[start of EXERCISE MATERIAL]
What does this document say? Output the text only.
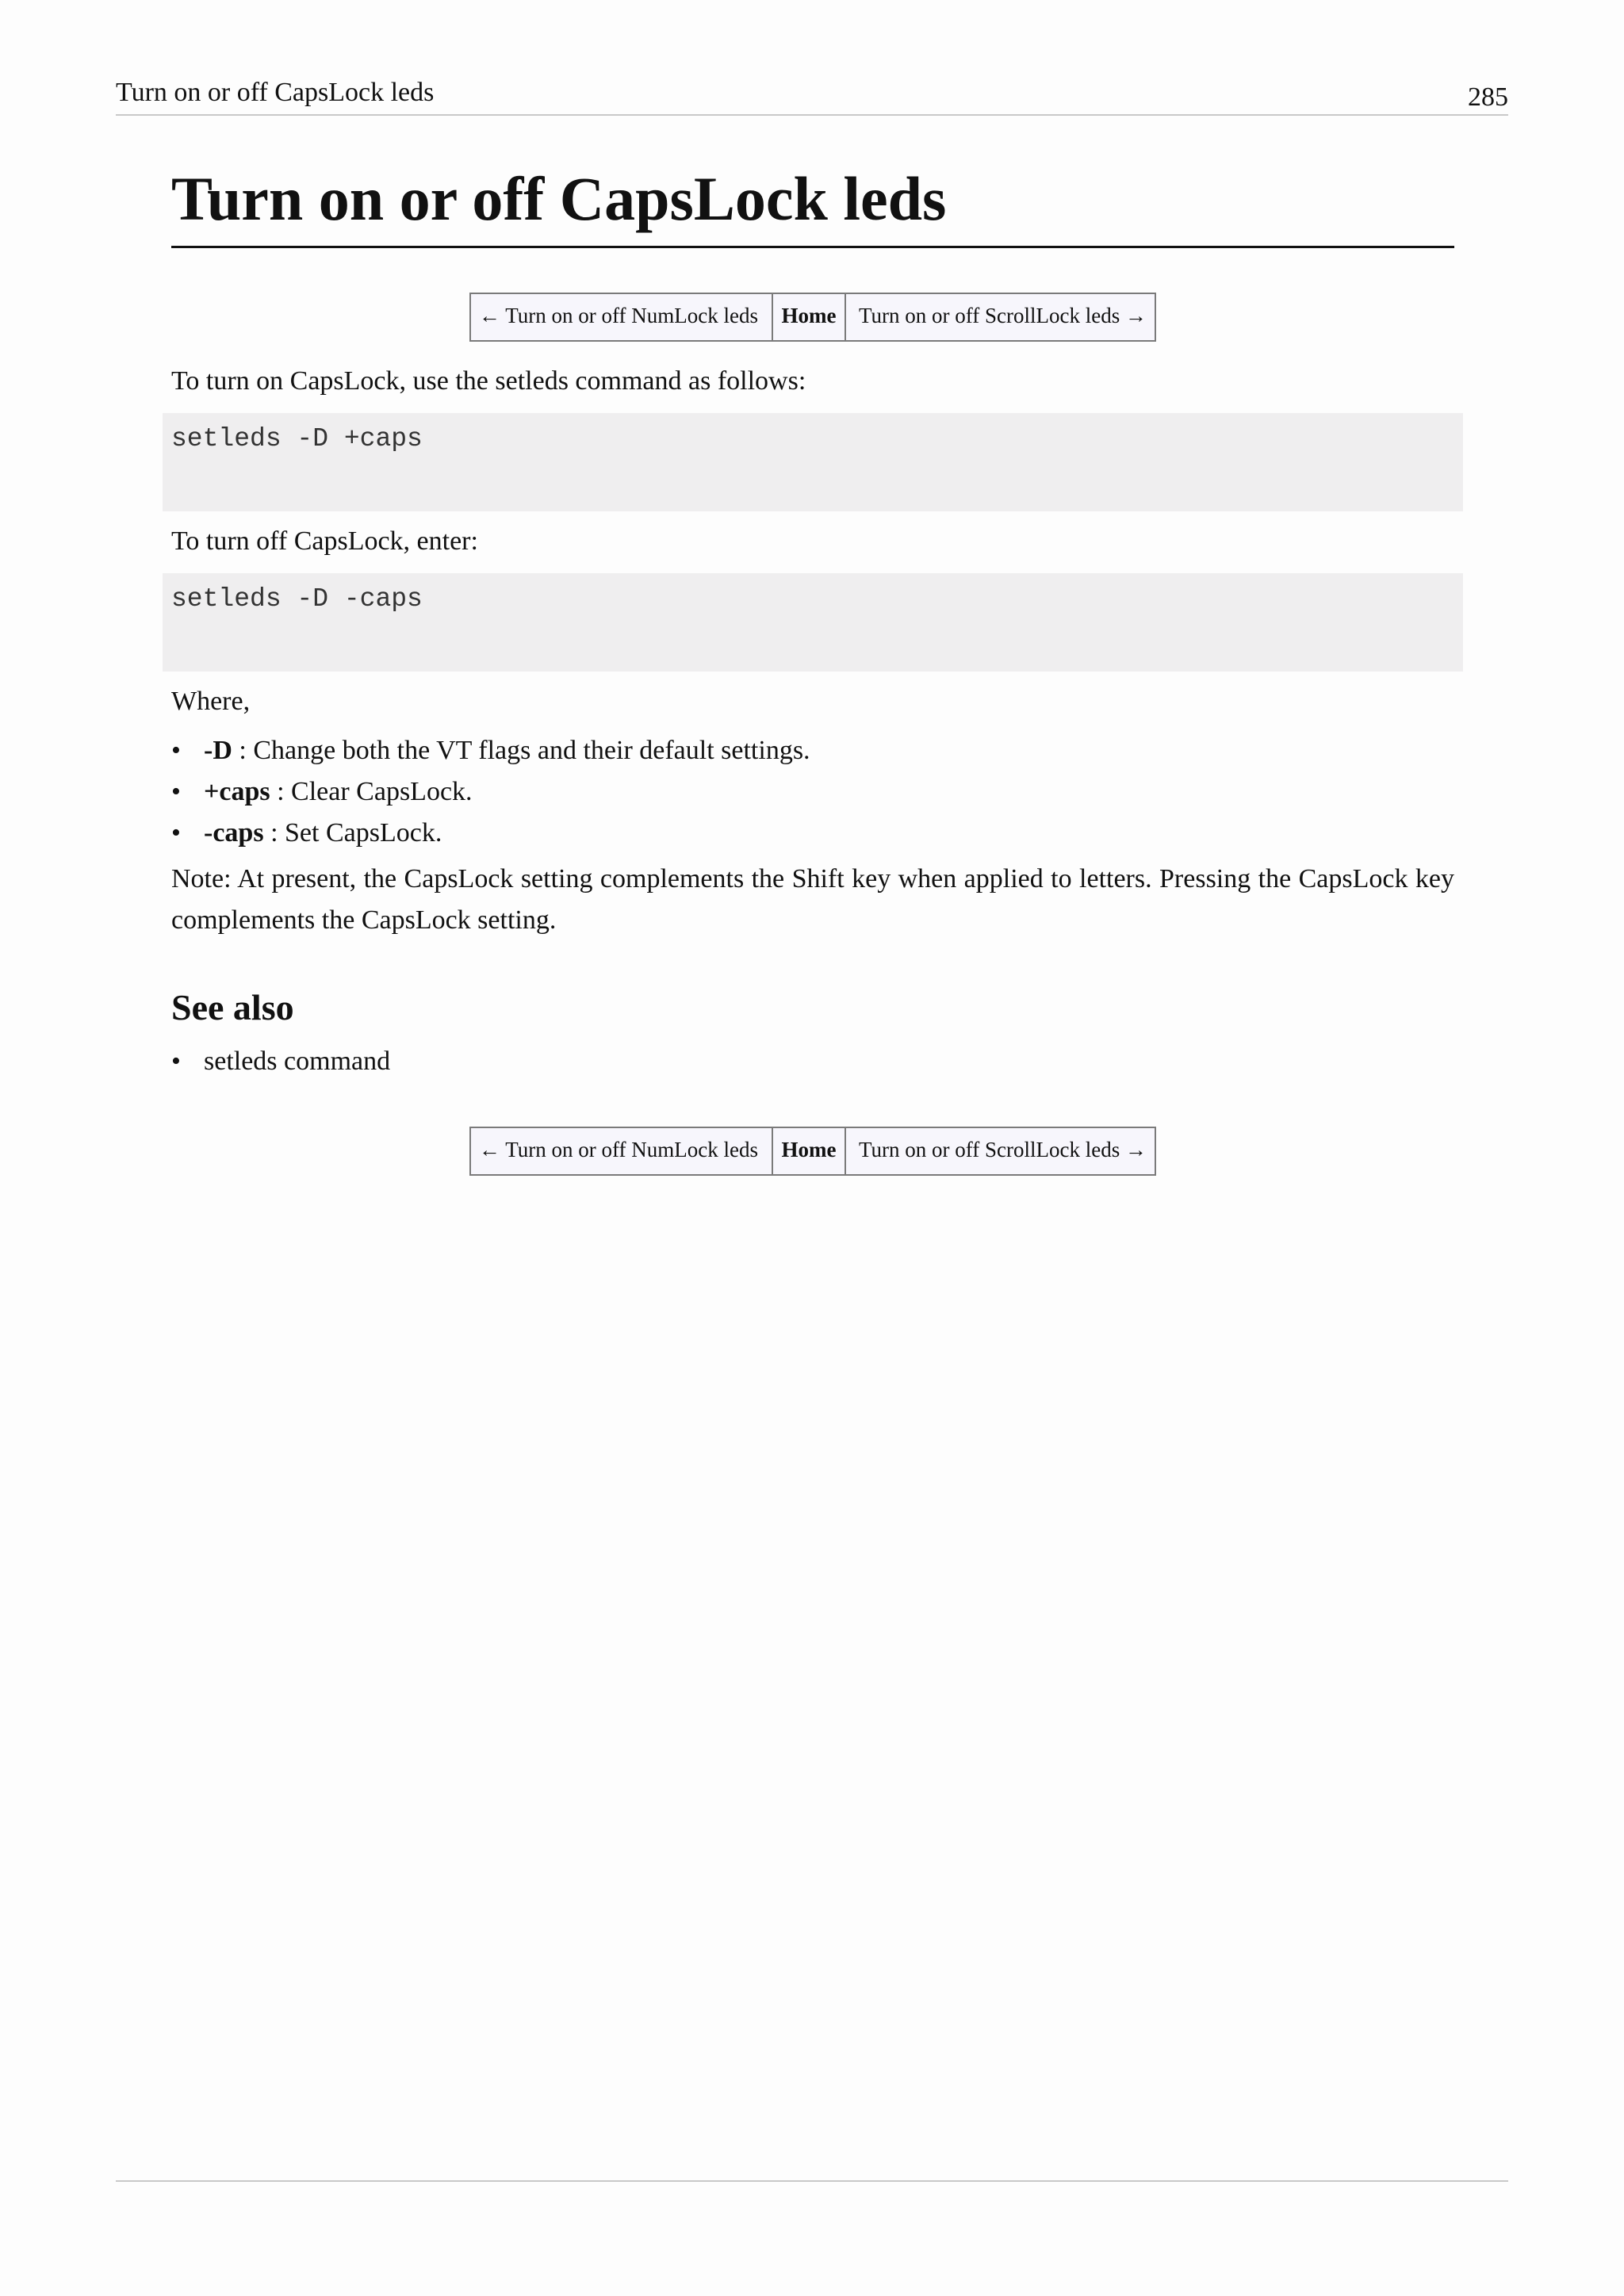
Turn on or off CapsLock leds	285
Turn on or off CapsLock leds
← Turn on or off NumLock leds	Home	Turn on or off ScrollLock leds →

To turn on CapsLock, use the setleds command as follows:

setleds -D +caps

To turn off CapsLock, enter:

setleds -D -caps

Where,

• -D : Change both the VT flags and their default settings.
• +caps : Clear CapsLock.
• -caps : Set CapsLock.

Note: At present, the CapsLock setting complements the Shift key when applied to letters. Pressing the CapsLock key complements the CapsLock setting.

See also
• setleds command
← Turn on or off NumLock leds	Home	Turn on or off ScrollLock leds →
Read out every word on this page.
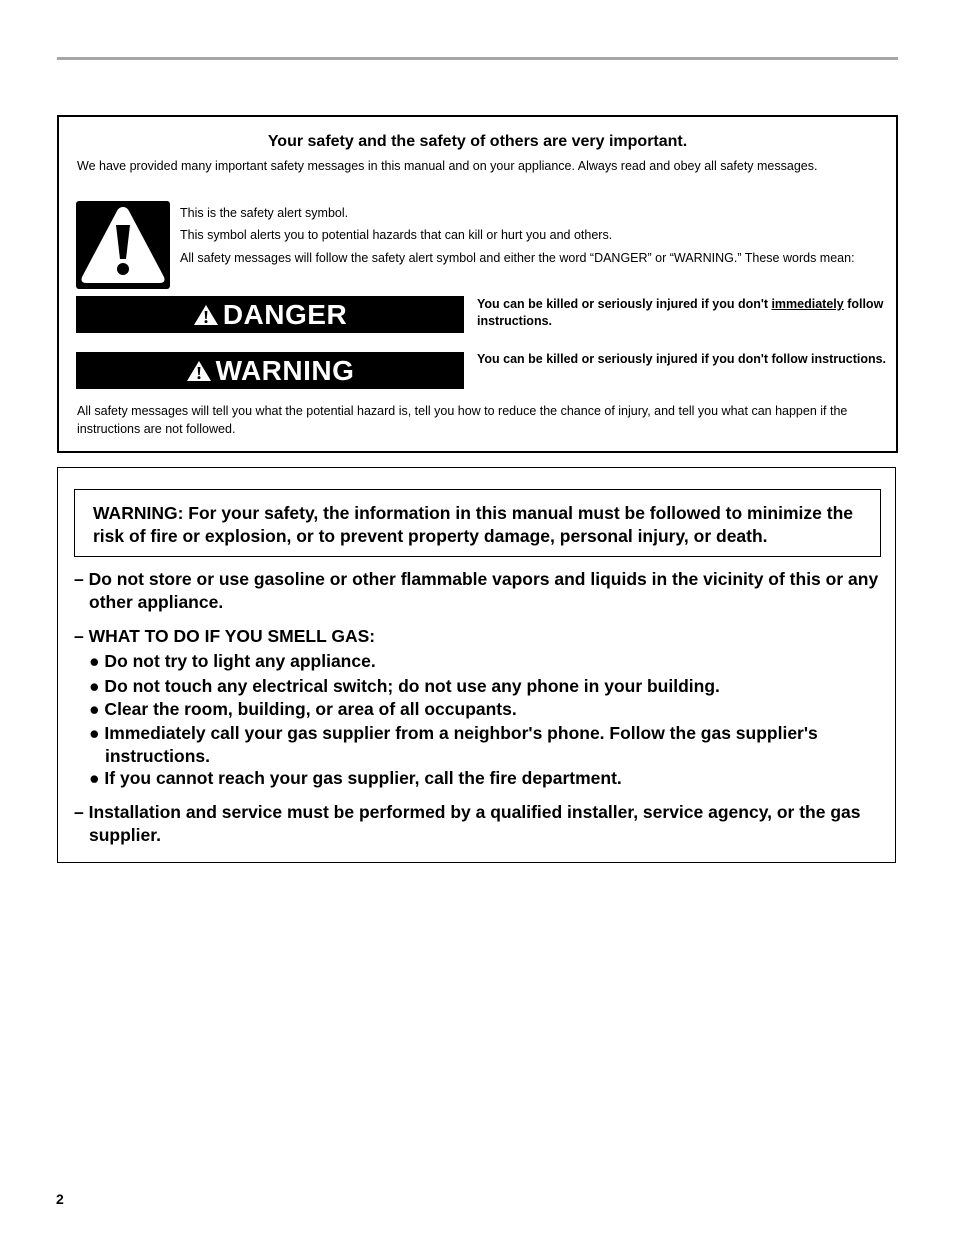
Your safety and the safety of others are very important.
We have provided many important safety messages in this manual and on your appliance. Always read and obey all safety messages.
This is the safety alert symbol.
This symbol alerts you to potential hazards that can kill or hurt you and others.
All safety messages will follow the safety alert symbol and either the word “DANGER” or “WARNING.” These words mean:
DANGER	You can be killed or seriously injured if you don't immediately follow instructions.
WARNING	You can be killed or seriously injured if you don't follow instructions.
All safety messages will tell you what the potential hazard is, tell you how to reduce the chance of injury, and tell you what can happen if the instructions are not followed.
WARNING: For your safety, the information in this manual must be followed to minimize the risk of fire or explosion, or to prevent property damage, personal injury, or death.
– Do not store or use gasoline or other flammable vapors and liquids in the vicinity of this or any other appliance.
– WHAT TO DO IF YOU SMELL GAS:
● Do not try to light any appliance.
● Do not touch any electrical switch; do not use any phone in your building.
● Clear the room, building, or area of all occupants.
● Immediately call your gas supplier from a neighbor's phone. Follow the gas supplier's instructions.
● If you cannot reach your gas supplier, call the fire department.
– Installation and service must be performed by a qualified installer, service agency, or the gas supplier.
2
[end of EXERCISE MATERIAL]
» **EXERCISE INSTRUCTIONS**
Among the records above, find each line holding the string "important" and pull it out.

» **REPLY TO THE EXERCISE**
Your safety and the safety of others are very important.
We have provided many important safety messages in this manual and on your appliance. Always read and obey all safety messages.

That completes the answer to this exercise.